--- BEGIN ---
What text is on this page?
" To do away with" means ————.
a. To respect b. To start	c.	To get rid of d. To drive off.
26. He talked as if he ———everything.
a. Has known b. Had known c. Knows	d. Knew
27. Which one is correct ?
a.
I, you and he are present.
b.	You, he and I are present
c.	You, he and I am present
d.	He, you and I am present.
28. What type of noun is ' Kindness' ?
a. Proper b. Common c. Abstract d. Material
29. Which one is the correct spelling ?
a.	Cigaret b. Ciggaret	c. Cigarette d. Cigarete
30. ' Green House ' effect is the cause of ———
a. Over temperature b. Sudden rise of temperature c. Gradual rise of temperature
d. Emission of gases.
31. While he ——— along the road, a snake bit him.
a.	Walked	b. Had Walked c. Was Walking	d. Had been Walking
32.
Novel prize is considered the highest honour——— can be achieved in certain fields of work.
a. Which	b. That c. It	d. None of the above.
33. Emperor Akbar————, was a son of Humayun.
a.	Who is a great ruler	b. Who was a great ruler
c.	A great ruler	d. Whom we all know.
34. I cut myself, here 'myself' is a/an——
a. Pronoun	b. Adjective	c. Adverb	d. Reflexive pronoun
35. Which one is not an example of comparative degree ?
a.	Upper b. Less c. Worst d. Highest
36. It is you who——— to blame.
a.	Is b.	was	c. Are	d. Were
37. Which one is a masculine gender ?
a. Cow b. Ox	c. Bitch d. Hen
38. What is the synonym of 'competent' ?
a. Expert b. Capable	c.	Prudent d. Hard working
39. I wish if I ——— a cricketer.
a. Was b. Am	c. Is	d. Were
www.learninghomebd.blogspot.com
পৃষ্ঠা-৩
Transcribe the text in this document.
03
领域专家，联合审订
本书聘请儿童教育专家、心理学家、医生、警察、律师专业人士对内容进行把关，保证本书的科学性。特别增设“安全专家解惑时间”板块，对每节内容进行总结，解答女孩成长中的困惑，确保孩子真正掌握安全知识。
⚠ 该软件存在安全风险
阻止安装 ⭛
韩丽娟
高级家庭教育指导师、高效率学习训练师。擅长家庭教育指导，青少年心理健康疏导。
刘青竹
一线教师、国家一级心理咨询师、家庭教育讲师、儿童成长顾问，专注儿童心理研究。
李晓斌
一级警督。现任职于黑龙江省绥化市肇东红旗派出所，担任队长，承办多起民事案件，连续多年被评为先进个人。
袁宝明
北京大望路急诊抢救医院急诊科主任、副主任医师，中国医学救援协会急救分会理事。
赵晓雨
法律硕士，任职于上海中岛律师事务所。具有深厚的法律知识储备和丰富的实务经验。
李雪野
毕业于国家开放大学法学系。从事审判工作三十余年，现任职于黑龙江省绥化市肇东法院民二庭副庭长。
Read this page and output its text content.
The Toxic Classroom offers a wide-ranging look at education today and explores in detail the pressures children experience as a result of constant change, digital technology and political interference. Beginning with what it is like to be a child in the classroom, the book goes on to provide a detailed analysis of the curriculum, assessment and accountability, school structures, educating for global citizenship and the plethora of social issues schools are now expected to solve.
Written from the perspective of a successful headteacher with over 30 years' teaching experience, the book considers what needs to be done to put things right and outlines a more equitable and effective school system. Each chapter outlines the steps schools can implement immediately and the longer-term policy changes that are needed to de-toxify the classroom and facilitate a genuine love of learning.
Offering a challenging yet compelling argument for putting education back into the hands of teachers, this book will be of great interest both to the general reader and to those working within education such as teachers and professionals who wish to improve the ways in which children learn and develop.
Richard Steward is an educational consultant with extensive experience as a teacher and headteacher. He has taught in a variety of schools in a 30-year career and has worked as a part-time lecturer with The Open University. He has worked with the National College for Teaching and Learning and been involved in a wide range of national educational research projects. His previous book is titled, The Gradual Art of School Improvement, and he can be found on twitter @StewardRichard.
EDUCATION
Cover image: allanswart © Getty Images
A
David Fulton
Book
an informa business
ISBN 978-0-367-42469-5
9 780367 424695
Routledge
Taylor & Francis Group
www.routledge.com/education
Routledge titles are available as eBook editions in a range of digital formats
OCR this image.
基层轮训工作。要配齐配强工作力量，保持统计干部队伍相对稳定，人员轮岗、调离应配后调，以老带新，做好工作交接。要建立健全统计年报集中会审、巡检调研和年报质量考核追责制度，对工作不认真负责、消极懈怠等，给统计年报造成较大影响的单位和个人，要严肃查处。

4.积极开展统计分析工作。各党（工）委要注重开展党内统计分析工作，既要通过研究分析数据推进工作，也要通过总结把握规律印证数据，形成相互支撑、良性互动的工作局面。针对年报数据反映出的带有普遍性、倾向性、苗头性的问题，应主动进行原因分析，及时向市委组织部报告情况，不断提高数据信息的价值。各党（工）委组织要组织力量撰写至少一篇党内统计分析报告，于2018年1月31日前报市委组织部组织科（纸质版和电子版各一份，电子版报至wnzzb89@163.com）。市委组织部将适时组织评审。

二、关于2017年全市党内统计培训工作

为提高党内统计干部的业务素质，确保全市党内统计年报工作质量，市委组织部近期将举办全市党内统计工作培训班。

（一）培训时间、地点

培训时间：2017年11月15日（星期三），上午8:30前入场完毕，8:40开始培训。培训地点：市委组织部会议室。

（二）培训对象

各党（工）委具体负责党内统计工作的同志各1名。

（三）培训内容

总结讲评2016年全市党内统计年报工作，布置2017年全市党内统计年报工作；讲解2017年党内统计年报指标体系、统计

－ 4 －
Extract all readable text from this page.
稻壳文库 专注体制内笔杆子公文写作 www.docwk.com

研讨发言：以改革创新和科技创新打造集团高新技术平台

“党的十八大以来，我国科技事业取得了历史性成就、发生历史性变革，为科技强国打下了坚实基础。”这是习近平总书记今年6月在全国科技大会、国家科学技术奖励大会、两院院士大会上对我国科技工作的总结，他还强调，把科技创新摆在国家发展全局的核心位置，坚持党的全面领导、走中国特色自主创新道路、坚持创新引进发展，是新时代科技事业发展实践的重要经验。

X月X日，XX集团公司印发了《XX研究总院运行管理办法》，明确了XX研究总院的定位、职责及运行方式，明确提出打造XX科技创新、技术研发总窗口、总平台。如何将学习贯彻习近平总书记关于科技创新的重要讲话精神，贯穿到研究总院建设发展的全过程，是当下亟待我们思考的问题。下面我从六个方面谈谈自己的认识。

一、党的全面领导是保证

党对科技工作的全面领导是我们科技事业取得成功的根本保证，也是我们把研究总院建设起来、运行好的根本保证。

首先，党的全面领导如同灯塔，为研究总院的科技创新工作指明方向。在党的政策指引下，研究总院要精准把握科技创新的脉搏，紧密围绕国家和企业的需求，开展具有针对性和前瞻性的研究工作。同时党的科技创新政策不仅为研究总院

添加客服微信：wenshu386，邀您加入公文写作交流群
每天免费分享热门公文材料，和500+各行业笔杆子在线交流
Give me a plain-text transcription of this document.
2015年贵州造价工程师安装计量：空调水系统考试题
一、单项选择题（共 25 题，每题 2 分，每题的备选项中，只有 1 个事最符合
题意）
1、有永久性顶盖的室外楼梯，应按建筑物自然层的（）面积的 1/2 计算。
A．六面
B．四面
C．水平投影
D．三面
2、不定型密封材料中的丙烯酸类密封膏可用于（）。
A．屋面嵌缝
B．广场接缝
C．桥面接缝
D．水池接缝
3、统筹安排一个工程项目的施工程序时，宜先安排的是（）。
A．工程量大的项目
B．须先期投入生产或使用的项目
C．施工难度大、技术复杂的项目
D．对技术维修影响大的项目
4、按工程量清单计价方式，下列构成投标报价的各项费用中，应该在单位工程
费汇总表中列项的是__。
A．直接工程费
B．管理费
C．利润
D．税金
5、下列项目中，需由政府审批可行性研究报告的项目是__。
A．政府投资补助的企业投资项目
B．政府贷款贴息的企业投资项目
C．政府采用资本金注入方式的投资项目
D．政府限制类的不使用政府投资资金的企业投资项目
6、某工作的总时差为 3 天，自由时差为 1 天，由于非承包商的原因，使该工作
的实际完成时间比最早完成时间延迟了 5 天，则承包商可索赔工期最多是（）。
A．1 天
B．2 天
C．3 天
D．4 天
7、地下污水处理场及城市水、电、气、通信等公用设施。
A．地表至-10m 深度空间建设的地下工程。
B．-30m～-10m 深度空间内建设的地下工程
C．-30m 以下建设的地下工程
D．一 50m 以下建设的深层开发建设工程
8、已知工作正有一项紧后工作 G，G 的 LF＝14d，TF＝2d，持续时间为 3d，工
--- END ---
■ The exercise ■
Select and copy each line from the data that includes the word "present".

■ In response ■
I, you and he are present.
b.	You, he and I are present
c.	You, he and I am present
d.	He, you and I am present.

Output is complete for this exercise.